▶ [EXERCISE TASK] Wherever a line in the data below holds "Cruz", copy that line.
>> start DATASET RECORDS
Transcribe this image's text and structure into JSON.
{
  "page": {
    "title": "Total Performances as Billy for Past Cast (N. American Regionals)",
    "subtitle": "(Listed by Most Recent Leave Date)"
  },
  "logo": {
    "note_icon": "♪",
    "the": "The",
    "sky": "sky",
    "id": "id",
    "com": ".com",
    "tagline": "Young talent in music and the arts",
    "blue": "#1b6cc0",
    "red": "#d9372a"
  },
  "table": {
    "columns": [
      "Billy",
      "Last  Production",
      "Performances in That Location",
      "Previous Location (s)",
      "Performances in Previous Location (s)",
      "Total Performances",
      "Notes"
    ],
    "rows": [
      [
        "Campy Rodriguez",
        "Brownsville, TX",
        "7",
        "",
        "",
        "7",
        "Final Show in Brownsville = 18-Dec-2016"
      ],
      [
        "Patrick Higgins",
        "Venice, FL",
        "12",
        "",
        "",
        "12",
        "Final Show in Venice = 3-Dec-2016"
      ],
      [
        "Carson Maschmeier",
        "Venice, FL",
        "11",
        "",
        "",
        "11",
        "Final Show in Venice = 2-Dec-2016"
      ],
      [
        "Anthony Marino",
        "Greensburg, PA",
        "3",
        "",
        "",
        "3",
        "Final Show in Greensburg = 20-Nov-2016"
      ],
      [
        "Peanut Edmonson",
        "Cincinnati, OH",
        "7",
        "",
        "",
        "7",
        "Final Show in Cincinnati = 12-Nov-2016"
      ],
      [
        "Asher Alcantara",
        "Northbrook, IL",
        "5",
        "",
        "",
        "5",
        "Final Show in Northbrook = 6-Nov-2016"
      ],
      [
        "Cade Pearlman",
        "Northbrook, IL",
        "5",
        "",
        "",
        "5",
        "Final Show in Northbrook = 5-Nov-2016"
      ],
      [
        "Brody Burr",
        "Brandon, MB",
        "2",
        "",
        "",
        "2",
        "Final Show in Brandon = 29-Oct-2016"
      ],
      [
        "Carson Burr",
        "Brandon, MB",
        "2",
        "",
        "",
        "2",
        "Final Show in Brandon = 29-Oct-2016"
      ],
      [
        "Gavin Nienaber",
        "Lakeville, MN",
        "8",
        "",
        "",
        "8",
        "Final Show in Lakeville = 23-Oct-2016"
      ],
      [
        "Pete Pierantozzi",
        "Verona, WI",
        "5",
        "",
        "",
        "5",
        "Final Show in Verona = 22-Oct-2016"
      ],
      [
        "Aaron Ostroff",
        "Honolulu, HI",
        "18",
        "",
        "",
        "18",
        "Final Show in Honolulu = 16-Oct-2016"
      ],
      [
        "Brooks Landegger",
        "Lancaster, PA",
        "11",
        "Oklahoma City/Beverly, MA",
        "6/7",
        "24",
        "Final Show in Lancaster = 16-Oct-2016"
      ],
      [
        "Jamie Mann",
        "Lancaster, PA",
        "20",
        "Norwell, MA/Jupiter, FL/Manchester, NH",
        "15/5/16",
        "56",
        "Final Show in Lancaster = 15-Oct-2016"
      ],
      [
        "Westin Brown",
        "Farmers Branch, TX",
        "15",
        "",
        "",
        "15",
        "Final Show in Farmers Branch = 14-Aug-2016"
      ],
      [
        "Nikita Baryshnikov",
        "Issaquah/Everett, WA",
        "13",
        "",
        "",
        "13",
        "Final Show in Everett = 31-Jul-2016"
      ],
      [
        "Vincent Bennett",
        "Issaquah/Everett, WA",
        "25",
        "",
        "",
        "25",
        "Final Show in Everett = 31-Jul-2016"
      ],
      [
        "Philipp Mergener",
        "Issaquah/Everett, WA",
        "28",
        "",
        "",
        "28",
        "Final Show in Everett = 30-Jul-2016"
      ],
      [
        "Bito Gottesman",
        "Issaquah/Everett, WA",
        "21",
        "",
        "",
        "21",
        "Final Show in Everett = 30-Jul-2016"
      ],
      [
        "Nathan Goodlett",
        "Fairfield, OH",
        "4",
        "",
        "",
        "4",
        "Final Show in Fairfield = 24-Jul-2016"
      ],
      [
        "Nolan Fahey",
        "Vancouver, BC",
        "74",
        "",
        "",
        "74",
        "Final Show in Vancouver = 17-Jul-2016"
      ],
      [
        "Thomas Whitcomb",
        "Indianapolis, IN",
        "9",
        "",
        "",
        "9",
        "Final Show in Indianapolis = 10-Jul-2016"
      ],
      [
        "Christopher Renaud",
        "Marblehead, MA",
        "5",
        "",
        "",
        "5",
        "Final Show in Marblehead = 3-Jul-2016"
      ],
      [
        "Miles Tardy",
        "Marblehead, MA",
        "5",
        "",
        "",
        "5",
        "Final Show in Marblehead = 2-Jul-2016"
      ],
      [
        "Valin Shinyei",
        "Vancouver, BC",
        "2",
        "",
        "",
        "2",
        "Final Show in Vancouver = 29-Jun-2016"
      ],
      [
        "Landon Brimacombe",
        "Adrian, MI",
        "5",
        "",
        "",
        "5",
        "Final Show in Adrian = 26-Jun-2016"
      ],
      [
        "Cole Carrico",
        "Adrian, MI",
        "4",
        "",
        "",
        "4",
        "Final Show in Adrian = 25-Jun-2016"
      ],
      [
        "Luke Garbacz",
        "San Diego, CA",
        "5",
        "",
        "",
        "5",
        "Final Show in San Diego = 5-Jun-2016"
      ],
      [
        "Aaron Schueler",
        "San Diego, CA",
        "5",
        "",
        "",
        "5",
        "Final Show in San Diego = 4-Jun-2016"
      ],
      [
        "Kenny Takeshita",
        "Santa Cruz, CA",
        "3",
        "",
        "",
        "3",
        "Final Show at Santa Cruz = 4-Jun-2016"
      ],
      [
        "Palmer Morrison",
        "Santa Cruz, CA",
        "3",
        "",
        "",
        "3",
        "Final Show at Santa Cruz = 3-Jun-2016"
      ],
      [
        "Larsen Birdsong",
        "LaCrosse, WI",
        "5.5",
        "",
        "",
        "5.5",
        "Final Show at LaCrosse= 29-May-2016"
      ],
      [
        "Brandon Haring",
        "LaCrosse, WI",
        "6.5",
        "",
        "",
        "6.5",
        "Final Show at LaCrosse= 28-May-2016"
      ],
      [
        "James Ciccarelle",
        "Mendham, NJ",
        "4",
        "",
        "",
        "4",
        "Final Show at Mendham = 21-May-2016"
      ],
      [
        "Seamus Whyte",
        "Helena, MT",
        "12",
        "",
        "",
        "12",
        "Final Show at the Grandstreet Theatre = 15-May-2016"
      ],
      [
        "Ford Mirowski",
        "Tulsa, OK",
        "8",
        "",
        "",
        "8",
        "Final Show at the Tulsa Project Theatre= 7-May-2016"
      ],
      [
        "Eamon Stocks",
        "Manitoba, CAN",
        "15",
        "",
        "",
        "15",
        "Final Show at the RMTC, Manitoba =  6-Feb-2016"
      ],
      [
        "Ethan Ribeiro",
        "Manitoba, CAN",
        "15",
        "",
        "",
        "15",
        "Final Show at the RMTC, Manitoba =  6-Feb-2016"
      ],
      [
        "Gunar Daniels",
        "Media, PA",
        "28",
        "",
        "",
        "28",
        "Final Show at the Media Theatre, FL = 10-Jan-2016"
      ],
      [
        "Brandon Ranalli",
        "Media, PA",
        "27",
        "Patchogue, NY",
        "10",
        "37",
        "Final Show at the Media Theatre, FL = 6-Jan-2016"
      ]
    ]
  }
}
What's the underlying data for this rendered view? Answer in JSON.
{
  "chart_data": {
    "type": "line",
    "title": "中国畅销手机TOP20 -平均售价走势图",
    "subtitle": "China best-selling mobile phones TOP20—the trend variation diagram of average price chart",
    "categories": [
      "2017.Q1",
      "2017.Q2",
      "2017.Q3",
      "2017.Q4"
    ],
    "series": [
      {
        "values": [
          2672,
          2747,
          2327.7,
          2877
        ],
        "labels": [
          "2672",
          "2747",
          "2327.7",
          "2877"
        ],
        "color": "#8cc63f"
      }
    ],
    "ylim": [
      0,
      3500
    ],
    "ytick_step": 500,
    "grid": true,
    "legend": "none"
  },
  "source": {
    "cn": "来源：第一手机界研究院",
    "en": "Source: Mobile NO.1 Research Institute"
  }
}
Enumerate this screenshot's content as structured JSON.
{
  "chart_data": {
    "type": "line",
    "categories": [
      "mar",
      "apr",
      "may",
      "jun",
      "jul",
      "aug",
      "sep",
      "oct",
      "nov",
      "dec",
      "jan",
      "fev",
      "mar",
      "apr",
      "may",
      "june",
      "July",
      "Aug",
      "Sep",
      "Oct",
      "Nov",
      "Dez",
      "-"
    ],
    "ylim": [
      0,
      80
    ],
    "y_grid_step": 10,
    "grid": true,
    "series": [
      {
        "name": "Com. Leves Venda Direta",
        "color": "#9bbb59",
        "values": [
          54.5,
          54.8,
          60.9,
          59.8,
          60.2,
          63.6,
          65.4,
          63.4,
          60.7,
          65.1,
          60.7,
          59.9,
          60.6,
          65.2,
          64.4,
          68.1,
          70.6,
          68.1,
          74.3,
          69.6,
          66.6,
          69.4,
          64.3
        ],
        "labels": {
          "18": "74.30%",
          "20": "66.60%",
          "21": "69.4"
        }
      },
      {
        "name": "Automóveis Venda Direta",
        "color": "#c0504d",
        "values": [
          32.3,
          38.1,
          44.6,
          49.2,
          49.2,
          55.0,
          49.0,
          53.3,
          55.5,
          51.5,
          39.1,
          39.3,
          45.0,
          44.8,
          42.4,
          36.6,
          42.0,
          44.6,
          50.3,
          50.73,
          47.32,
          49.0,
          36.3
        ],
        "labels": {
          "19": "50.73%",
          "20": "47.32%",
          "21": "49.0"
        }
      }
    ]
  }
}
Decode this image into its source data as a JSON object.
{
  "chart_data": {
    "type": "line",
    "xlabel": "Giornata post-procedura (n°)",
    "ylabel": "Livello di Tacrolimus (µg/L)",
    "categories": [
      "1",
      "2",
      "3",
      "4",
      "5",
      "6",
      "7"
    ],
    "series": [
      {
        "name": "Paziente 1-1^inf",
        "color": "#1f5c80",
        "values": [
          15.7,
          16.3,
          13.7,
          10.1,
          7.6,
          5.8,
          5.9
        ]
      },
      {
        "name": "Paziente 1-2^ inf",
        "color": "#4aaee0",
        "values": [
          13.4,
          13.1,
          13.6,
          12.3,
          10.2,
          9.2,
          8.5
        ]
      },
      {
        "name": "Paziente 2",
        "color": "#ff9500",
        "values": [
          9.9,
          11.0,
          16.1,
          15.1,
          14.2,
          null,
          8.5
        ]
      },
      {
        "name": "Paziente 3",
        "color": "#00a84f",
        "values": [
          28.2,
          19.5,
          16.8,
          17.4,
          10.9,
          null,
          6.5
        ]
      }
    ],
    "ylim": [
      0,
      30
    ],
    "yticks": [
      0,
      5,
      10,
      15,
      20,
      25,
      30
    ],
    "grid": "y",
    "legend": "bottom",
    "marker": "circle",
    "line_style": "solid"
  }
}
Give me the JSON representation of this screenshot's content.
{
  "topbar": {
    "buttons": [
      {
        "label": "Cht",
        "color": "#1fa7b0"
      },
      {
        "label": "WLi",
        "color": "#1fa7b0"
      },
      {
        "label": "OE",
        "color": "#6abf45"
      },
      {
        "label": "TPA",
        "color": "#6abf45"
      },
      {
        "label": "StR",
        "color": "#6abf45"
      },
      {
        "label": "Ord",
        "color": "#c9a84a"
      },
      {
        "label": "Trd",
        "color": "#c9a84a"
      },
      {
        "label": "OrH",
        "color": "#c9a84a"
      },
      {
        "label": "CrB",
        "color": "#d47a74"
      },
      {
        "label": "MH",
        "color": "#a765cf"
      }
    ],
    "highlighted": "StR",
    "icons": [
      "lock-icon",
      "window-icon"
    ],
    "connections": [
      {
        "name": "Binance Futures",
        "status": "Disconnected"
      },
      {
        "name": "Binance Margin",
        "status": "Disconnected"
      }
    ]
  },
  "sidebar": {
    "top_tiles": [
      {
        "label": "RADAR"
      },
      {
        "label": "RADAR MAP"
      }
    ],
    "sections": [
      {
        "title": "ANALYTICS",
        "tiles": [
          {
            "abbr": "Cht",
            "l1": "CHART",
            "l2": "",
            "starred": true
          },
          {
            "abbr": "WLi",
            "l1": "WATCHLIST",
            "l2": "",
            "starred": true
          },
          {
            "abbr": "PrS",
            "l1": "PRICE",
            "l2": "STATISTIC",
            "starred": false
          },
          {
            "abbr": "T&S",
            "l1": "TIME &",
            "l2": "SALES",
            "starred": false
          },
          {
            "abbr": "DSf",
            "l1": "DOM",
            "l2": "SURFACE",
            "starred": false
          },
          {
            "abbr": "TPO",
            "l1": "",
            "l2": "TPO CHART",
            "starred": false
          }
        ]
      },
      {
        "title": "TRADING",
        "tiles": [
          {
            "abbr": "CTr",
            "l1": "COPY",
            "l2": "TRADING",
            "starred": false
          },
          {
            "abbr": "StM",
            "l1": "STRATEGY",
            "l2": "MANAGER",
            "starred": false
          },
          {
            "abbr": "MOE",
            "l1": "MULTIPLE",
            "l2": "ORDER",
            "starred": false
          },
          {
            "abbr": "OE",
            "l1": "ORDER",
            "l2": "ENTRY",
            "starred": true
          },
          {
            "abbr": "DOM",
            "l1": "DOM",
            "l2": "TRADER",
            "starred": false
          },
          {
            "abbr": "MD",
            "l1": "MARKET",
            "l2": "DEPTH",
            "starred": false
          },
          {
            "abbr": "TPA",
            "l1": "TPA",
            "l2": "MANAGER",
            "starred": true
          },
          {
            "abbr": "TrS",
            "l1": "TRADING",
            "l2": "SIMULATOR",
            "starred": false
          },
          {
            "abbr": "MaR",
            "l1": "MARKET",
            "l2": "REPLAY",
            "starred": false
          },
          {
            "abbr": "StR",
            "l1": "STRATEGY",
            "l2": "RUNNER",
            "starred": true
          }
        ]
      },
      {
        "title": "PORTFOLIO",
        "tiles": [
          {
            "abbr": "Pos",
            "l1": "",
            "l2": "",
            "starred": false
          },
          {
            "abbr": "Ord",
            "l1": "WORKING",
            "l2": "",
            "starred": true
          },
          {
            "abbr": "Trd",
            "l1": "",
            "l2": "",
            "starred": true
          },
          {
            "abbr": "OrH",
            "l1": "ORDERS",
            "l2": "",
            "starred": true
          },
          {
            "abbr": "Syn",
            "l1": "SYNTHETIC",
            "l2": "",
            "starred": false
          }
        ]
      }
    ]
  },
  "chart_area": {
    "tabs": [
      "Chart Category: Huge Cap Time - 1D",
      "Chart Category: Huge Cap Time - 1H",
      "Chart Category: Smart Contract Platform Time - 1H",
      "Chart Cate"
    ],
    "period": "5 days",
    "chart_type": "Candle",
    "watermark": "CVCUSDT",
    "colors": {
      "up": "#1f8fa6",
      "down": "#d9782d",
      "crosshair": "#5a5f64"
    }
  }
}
>> end DATASET RECORDS
▶ [RESULT BELOW]
        "Santa Cruz, CA",
        "Final Show at Santa Cruz = 4-Jun-2016"
        "Santa Cruz, CA",
        "Final Show at Santa Cruz = 3-Jun-2016"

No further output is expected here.